===== Exercise input =====
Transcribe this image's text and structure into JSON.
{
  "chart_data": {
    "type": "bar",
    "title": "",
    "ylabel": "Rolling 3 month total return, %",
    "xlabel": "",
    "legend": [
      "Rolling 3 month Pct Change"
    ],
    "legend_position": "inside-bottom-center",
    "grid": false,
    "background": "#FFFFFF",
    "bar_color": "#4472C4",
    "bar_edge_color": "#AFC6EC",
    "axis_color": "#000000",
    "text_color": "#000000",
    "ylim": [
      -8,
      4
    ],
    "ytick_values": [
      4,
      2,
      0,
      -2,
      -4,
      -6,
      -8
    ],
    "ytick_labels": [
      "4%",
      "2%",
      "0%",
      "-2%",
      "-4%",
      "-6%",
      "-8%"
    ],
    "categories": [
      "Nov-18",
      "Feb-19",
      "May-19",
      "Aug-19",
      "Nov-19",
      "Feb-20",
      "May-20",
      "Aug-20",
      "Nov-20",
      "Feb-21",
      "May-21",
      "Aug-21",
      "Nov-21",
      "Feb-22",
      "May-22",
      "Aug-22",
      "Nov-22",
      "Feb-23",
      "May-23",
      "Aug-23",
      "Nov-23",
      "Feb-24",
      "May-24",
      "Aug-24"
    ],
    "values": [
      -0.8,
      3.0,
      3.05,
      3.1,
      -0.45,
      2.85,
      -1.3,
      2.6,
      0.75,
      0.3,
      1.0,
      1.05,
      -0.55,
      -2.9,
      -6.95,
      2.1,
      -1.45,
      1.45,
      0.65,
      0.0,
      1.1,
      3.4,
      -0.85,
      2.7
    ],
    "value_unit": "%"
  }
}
=====
**Work required:** Output the listing above exactly as it appears.

**Written solution:**
Transcribe this image's text and structure into JSON.
{
  "chart_data": {
    "type": "bar",
    "title": "",
    "ylabel": "Rolling 3 month total return, %",
    "xlabel": "",
    "legend": [
      "Rolling 3 month Pct Change"
    ],
    "legend_position": "inside-bottom-center",
    "grid": false,
    "background": "#FFFFFF",
    "bar_color": "#4472C4",
    "bar_edge_color": "#AFC6EC",
    "axis_color": "#000000",
    "text_color": "#000000",
    "ylim": [
      -8,
      4
    ],
    "ytick_values": [
      4,
      2,
      0,
      -2,
      -4,
      -6,
      -8
    ],
    "ytick_labels": [
      "4%",
      "2%",
      "0%",
      "-2%",
      "-4%",
      "-6%",
      "-8%"
    ],
    "categories": [
      "Nov-18",
      "Feb-19",
      "May-19",
      "Aug-19",
      "Nov-19",
      "Feb-20",
      "May-20",
      "Aug-20",
      "Nov-20",
      "Feb-21",
      "May-21",
      "Aug-21",
      "Nov-21",
      "Feb-22",
      "May-22",
      "Aug-22",
      "Nov-22",
      "Feb-23",
      "May-23",
      "Aug-23",
      "Nov-23",
      "Feb-24",
      "May-24",
      "Aug-24"
    ],
    "values": [
      -0.8,
      3.0,
      3.05,
      3.1,
      -0.45,
      2.85,
      -1.3,
      2.6,
      0.75,
      0.3,
      1.0,
      1.05,
      -0.55,
      -2.9,
      -6.95,
      2.1,
      -1.45,
      1.45,
      0.65,
      0.0,
      1.1,
      3.4,
      -0.85,
      2.7
    ],
    "value_unit": "%"
  }
}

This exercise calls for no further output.